# YOUR OBJECTIVE
Are you able to retype all the records below exactly?

# Collection entries
/---

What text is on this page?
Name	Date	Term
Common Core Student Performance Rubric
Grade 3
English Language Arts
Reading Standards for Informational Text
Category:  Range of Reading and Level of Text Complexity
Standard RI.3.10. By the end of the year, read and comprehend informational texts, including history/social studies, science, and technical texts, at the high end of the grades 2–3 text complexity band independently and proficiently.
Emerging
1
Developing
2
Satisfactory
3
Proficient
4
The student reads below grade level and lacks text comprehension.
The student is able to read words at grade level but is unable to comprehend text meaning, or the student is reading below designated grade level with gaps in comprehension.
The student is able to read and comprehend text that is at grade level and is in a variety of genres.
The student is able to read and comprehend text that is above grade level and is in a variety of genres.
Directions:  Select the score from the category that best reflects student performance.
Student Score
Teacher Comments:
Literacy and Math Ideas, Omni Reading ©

\---

# THE COMPLETED TASK
What text is on this page?
Name	Date	Term
Common Core Student Performance Rubric
Grade 3
English Language Arts
Reading Standards for Informational Text
Category:  Range of Reading and Level of Text Complexity
Standard RI.3.10. By the end of the year, read and comprehend informational texts, including history/social studies, science, and technical texts, at the high end of the grades 2–3 text complexity band independently and proficiently.
Emerging
1
Developing
2
Satisfactory
3
Proficient
4
The student reads below grade level and lacks text comprehension.
The student is able to read words at grade level but is unable to comprehend text meaning, or the student is reading below designated grade level with gaps in comprehension.
The student is able to read and comprehend text that is at grade level and is in a variety of genres.
The student is able to read and comprehend text that is above grade level and is in a variety of genres.
Directions:  Select the score from the category that best reflects student performance.
Student Score
Teacher Comments:
Literacy and Math Ideas, Omni Reading ©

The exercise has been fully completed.